* Begin Excerpted records *

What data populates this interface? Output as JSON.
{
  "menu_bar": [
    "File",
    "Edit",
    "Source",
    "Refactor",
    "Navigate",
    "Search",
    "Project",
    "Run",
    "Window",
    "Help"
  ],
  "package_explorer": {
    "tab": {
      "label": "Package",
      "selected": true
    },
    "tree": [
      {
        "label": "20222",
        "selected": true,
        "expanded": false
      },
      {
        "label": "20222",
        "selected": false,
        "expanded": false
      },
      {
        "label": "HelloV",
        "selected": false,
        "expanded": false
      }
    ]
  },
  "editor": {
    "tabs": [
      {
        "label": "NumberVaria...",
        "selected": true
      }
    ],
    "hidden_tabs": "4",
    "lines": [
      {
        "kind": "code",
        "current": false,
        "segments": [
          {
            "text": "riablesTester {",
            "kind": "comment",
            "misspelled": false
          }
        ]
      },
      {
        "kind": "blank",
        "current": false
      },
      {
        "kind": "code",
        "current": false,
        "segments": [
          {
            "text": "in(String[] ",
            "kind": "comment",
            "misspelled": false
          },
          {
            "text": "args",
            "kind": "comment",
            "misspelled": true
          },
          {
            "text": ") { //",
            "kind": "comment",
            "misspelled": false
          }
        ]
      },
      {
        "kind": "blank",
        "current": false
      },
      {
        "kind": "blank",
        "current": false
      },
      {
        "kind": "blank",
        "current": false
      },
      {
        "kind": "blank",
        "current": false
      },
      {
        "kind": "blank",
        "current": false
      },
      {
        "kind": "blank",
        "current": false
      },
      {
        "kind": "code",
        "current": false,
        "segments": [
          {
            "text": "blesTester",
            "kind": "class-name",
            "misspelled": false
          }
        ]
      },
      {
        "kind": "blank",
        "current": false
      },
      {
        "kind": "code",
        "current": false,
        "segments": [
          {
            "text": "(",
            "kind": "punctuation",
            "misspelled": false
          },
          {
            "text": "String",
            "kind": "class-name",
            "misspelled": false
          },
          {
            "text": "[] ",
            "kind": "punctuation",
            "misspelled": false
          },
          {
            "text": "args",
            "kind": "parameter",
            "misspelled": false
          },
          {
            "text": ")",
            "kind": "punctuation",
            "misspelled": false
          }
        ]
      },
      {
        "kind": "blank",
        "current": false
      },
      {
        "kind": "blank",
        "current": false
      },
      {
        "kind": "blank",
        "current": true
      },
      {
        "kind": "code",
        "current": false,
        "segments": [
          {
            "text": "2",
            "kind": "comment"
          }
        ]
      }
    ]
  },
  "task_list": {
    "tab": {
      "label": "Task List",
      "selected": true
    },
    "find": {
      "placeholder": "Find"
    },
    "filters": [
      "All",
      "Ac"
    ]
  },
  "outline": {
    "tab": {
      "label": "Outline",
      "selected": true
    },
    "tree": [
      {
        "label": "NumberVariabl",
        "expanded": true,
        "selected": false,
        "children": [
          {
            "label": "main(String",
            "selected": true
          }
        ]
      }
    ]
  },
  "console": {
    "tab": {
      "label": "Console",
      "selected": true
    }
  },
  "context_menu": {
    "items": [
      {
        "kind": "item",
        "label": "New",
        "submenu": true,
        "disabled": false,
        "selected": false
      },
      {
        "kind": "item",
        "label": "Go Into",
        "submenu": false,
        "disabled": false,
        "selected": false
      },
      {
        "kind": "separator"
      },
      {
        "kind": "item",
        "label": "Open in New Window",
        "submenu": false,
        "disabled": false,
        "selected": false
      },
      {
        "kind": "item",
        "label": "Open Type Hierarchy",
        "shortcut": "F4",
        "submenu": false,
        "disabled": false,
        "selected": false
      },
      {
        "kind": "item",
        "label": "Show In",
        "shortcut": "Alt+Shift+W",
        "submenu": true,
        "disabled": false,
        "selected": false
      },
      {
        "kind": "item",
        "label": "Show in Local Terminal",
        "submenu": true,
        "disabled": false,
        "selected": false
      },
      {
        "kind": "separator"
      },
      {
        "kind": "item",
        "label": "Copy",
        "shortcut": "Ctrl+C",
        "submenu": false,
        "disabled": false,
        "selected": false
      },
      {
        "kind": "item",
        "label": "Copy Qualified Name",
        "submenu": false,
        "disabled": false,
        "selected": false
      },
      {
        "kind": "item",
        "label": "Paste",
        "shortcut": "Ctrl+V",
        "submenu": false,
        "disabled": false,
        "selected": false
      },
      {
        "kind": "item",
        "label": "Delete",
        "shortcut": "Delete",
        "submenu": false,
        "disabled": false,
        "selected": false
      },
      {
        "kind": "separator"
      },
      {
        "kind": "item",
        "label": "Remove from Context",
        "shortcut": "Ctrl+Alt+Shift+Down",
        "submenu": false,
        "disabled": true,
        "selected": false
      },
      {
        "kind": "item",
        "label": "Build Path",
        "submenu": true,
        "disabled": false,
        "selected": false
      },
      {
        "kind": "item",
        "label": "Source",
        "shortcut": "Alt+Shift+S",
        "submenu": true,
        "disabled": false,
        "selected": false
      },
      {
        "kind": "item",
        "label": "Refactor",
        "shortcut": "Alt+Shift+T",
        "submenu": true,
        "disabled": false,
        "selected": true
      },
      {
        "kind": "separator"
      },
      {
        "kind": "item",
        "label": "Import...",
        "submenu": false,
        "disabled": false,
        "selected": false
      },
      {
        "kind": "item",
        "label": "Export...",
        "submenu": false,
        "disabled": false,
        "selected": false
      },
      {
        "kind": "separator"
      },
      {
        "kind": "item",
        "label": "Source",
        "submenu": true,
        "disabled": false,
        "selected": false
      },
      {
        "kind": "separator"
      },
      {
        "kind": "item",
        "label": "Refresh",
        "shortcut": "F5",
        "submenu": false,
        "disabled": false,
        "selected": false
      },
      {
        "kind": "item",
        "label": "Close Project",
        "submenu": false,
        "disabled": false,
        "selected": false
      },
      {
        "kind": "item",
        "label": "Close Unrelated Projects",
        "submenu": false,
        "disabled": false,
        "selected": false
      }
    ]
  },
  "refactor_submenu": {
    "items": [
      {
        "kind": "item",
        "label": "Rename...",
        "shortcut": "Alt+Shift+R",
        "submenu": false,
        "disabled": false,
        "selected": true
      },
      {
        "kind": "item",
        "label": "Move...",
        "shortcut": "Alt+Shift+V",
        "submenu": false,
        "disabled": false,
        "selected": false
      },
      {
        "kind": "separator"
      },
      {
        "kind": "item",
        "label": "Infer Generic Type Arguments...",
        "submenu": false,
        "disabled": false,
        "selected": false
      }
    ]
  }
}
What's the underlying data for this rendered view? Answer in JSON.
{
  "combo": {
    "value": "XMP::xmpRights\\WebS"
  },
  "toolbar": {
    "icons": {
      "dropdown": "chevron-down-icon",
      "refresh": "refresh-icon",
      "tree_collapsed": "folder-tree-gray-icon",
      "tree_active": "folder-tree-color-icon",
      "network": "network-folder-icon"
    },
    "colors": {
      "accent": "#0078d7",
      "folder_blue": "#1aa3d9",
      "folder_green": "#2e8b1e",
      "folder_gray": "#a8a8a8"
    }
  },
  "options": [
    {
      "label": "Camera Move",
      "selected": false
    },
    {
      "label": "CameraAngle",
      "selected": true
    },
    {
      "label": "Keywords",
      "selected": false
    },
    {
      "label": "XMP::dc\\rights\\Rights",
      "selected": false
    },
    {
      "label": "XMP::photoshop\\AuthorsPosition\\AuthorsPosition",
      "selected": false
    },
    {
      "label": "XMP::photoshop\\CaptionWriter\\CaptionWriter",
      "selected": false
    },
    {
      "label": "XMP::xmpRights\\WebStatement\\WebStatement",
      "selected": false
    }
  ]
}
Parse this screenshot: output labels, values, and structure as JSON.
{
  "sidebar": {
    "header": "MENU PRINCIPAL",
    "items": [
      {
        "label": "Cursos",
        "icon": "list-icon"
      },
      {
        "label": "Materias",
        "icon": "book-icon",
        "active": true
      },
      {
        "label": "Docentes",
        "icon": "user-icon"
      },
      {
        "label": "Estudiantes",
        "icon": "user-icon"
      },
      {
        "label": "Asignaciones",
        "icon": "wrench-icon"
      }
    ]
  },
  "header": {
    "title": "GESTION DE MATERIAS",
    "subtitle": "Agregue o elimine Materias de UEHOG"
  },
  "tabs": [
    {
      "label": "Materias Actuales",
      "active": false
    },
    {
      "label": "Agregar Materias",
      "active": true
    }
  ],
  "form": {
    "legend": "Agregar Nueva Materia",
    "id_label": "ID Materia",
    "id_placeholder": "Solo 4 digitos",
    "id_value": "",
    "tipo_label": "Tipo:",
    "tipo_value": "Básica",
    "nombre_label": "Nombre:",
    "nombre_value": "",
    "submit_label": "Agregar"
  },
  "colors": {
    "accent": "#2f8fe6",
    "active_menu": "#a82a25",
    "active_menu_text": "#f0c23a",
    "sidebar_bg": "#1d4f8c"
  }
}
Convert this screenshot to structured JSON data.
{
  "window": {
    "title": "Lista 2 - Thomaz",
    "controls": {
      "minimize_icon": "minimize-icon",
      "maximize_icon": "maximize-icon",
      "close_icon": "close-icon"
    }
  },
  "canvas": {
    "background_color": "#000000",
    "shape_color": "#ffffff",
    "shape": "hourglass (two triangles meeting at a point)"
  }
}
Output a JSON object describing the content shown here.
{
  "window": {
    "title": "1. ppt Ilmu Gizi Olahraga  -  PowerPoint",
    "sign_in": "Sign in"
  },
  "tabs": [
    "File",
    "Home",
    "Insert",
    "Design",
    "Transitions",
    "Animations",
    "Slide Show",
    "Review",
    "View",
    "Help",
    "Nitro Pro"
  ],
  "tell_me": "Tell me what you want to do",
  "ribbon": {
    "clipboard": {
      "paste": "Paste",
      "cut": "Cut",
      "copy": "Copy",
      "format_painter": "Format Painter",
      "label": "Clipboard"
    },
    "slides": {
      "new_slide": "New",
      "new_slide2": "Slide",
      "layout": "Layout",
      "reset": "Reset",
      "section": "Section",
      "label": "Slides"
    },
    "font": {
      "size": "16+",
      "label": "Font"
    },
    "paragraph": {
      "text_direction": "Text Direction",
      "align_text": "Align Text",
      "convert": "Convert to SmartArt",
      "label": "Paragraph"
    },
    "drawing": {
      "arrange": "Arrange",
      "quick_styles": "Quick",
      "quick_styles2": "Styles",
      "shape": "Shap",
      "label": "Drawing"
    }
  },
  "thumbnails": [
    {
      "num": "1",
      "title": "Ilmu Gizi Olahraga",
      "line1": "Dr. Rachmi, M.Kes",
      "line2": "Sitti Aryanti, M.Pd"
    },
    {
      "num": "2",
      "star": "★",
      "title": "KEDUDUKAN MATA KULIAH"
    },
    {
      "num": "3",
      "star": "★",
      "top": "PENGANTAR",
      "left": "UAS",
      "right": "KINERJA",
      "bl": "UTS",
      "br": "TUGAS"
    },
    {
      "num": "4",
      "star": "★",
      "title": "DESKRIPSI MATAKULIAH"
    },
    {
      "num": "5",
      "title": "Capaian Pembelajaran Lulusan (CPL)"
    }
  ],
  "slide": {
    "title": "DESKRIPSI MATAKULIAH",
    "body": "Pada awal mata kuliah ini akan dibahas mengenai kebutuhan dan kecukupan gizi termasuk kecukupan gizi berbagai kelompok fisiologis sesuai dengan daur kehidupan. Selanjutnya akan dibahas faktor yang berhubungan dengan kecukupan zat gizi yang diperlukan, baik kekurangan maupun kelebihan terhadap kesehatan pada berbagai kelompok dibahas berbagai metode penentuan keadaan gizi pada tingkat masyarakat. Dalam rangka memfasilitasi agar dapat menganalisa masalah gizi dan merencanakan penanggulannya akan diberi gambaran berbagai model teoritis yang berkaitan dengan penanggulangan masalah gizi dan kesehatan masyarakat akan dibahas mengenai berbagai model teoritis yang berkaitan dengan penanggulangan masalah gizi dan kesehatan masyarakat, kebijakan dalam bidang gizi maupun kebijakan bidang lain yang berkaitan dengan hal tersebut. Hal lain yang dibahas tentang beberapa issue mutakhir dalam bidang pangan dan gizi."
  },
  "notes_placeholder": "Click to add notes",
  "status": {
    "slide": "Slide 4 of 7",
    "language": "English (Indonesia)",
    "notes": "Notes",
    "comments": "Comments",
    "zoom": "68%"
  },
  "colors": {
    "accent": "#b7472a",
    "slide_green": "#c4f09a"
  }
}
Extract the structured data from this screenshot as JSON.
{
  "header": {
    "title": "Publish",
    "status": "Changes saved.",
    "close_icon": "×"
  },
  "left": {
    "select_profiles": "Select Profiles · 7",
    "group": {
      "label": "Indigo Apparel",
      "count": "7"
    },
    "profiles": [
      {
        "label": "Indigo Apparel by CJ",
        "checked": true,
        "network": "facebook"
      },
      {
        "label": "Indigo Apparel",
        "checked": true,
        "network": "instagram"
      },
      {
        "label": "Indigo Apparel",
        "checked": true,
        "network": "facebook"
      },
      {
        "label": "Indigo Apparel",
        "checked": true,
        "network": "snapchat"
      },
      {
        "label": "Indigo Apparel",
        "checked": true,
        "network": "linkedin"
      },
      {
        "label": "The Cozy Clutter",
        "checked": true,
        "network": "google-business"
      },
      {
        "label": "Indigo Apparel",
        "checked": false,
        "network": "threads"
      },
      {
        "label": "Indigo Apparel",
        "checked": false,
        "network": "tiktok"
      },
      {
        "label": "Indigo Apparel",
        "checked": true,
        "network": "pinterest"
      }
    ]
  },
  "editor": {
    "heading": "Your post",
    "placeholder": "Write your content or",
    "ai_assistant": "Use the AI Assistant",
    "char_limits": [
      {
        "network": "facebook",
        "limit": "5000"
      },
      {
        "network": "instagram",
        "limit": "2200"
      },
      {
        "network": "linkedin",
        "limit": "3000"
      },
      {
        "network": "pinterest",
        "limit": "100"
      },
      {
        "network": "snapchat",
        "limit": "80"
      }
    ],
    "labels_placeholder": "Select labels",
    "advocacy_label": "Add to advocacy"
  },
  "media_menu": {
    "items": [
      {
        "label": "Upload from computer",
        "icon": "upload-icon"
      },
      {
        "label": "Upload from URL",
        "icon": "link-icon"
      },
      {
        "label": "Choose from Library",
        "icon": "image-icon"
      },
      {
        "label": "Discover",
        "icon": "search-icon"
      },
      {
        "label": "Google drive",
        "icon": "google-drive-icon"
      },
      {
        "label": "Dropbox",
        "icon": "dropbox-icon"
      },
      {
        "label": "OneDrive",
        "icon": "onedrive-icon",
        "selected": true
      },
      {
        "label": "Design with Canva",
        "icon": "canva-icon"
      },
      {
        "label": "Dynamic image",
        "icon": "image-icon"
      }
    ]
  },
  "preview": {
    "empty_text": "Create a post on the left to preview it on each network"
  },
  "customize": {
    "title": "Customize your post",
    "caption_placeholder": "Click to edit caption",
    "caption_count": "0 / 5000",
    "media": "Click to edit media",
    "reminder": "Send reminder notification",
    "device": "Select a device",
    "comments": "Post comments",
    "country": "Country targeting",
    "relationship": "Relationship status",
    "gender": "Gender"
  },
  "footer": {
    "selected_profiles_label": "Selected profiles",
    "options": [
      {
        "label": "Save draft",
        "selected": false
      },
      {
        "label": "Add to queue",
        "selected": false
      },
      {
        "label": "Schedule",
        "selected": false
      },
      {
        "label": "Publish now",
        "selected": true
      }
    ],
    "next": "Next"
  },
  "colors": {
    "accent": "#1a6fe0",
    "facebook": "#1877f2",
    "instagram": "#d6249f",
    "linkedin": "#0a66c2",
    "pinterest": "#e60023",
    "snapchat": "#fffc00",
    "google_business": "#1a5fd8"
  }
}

* End Excerpted records *

**Exercise prompt**: Work out how many lines of the data above contain the string "screenshot" and give the number alone.

**Solution to this exercise**: 3